(Directions):
Where a line of the material contains the string "gmail", copy that line.

(Data in this exercise):
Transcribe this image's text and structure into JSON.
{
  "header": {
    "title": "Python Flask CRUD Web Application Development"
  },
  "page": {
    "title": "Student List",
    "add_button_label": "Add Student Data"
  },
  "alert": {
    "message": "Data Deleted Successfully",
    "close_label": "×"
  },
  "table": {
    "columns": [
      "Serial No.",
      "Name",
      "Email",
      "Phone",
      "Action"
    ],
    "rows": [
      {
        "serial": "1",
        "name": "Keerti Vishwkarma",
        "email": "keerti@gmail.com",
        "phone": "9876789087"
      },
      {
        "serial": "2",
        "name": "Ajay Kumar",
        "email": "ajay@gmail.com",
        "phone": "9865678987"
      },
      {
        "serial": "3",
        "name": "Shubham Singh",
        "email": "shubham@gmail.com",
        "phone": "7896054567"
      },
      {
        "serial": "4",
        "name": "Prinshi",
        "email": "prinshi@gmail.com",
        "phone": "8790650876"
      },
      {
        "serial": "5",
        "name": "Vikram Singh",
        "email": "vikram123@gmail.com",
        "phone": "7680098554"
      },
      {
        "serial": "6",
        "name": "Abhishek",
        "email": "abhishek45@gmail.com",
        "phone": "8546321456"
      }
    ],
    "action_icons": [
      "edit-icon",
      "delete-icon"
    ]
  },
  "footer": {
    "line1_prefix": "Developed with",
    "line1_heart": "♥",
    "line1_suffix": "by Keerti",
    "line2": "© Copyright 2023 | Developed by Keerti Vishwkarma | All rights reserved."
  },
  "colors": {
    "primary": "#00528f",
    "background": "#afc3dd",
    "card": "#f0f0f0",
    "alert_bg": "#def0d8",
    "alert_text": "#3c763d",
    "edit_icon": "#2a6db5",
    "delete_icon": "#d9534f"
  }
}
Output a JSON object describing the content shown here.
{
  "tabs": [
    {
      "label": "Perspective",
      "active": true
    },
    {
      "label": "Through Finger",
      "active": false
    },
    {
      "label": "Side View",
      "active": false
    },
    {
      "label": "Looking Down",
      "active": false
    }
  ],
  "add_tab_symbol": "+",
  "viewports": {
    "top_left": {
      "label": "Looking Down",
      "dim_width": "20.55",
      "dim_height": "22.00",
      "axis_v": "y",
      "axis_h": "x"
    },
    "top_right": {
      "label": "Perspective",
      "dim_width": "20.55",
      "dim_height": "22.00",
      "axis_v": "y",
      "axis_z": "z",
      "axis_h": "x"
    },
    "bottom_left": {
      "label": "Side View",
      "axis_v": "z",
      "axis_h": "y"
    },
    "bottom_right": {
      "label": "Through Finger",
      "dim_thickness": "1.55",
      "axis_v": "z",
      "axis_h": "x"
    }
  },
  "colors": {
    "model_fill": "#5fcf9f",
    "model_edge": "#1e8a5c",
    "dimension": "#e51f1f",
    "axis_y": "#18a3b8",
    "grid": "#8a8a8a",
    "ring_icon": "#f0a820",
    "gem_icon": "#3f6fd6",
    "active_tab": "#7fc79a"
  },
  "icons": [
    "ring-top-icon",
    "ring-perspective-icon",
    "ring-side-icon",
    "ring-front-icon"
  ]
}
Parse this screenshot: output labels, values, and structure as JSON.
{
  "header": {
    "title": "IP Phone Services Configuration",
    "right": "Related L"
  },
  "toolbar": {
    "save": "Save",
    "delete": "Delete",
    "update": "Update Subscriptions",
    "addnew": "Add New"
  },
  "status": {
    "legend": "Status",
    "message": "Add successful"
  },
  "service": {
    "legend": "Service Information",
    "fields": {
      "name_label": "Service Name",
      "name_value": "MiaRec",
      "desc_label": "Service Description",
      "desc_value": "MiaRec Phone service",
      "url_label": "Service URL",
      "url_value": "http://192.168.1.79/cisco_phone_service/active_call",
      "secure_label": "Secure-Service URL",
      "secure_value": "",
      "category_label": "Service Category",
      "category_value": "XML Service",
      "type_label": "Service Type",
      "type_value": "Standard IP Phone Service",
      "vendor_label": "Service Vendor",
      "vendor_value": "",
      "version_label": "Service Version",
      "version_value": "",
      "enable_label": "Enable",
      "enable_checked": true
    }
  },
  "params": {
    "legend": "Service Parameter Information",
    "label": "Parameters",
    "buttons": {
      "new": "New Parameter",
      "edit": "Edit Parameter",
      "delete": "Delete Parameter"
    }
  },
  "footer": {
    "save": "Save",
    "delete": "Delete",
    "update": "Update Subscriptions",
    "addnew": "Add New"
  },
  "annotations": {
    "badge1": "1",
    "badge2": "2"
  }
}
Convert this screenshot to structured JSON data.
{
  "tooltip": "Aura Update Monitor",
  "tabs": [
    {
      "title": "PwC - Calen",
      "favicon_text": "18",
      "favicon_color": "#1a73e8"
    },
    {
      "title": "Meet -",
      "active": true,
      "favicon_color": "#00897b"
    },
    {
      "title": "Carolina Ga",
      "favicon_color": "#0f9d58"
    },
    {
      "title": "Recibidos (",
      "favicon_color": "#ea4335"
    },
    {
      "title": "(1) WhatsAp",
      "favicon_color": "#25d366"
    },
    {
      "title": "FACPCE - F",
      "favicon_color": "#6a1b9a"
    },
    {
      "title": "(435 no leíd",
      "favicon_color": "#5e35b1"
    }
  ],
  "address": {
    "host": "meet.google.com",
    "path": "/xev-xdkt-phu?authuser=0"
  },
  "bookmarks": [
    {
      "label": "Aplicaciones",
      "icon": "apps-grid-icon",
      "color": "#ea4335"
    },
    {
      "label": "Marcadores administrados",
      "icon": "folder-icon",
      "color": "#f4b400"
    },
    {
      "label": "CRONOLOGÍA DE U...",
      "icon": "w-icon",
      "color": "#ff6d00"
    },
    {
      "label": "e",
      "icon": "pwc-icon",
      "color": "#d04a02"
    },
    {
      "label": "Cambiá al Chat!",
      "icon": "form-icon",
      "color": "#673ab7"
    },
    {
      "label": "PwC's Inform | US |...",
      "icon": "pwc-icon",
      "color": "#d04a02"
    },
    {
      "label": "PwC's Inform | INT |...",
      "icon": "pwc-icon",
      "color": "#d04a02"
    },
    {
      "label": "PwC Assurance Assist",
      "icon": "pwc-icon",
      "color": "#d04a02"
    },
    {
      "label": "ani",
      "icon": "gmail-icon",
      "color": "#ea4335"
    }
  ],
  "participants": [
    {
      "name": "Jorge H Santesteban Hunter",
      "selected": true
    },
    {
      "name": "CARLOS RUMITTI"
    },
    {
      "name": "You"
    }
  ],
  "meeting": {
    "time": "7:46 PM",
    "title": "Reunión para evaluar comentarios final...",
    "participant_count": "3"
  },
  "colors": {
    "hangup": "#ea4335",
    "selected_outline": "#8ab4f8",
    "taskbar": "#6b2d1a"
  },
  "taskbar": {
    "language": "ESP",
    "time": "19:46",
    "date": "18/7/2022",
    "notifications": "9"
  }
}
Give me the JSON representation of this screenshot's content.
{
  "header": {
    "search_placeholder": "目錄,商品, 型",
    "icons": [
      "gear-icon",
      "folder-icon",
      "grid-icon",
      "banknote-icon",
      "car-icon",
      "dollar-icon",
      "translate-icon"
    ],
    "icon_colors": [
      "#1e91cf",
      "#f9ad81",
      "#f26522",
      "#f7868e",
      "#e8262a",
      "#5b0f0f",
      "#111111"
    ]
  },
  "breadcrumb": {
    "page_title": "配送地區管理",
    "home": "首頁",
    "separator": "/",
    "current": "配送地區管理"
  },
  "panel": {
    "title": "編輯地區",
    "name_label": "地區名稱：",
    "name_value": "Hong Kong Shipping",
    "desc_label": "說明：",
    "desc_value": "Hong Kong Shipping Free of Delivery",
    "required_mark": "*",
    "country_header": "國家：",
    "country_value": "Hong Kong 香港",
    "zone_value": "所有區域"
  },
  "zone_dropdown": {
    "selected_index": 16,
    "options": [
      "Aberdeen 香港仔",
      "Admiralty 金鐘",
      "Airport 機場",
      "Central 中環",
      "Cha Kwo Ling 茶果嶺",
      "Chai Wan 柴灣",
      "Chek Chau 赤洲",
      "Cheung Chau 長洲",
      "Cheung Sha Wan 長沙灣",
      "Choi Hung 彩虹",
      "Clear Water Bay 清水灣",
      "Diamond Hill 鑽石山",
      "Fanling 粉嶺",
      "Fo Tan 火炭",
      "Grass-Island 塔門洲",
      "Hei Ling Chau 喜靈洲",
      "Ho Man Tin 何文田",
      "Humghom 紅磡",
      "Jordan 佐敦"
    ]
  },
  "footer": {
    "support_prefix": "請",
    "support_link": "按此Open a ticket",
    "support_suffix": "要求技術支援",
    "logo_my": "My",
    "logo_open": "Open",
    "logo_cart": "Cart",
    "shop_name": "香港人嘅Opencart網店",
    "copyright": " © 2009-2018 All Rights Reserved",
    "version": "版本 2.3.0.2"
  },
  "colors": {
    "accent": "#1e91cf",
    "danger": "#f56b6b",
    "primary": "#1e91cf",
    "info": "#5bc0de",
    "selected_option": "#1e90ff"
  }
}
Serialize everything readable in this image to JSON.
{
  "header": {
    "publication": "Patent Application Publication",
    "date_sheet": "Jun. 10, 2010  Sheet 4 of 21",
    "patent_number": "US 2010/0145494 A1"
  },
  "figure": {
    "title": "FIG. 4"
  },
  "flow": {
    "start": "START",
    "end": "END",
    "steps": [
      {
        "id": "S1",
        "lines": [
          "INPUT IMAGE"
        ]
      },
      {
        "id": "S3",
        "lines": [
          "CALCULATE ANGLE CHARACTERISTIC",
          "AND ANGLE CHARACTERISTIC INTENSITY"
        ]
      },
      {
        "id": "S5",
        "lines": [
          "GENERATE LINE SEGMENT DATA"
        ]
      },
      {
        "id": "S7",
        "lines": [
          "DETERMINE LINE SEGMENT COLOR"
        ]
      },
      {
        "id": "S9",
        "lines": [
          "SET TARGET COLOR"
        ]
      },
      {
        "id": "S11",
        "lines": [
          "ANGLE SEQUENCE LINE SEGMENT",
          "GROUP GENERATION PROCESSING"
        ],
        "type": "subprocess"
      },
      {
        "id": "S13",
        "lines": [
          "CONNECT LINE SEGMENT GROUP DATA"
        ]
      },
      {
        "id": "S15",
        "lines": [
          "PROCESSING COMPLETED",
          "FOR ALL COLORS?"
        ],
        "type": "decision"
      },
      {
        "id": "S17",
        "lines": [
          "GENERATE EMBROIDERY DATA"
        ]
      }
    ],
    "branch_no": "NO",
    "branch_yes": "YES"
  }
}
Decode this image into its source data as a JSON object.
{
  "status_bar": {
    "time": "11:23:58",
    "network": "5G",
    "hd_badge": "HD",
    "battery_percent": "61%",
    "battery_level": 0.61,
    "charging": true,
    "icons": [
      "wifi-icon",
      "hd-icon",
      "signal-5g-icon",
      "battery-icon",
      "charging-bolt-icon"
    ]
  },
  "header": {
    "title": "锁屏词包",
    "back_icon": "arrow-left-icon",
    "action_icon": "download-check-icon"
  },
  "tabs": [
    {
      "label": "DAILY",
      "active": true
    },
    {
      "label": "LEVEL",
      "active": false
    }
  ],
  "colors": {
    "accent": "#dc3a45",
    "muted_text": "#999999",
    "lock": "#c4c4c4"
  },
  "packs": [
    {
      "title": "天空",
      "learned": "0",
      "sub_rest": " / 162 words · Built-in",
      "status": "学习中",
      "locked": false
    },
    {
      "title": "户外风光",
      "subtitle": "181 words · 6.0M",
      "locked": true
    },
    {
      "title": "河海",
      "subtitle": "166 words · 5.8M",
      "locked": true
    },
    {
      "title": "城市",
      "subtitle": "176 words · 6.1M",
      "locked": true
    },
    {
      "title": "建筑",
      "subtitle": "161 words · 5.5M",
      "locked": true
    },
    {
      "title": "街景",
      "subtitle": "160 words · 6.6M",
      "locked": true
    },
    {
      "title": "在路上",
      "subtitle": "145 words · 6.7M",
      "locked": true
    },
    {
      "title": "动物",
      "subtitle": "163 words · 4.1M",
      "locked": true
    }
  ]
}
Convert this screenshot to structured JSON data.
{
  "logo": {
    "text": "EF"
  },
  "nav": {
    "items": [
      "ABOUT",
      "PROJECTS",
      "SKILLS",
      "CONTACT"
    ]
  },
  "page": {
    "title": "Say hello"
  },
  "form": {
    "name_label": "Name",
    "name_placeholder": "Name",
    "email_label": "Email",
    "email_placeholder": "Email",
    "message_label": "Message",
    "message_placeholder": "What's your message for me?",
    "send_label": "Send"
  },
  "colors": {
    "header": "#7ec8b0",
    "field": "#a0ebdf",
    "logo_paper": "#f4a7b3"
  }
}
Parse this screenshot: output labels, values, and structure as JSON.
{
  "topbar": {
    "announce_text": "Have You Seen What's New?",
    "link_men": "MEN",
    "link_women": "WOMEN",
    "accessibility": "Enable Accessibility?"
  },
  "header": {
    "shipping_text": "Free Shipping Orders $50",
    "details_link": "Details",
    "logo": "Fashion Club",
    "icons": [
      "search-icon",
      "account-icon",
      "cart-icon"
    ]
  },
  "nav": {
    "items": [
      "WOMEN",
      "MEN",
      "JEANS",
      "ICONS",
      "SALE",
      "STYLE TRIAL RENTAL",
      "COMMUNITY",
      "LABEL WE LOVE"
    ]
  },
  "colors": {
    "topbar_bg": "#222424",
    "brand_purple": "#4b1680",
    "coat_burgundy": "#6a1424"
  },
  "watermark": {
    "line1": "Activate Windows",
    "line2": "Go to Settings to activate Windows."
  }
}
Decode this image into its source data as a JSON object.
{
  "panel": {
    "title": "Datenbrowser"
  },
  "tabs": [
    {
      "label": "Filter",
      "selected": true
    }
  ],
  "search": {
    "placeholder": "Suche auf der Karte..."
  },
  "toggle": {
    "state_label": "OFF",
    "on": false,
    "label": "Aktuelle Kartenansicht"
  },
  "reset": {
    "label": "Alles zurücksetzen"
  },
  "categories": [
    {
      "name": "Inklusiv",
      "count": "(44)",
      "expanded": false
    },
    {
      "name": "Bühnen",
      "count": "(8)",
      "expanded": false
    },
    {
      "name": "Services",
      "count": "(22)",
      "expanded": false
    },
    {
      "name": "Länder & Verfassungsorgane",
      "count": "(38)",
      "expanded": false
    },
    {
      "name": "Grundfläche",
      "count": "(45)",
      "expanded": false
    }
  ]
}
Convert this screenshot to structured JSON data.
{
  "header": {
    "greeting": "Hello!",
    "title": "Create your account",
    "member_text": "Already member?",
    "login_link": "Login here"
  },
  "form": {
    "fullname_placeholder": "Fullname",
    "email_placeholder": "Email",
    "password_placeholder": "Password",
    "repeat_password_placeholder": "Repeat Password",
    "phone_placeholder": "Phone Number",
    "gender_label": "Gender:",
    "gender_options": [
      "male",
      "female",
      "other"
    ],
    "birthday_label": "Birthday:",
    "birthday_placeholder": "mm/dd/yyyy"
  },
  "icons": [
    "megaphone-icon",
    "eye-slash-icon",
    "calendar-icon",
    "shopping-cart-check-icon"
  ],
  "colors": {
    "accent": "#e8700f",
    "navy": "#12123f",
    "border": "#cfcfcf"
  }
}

(Task answer):
        "email": "keerti@gmail.com",
        "email": "ajay@gmail.com",
        "email": "shubham@gmail.com",
        "email": "prinshi@gmail.com",
        "email": "vikram123@gmail.com",
        "email": "abhishek45@gmail.com",
      "icon": "gmail-icon",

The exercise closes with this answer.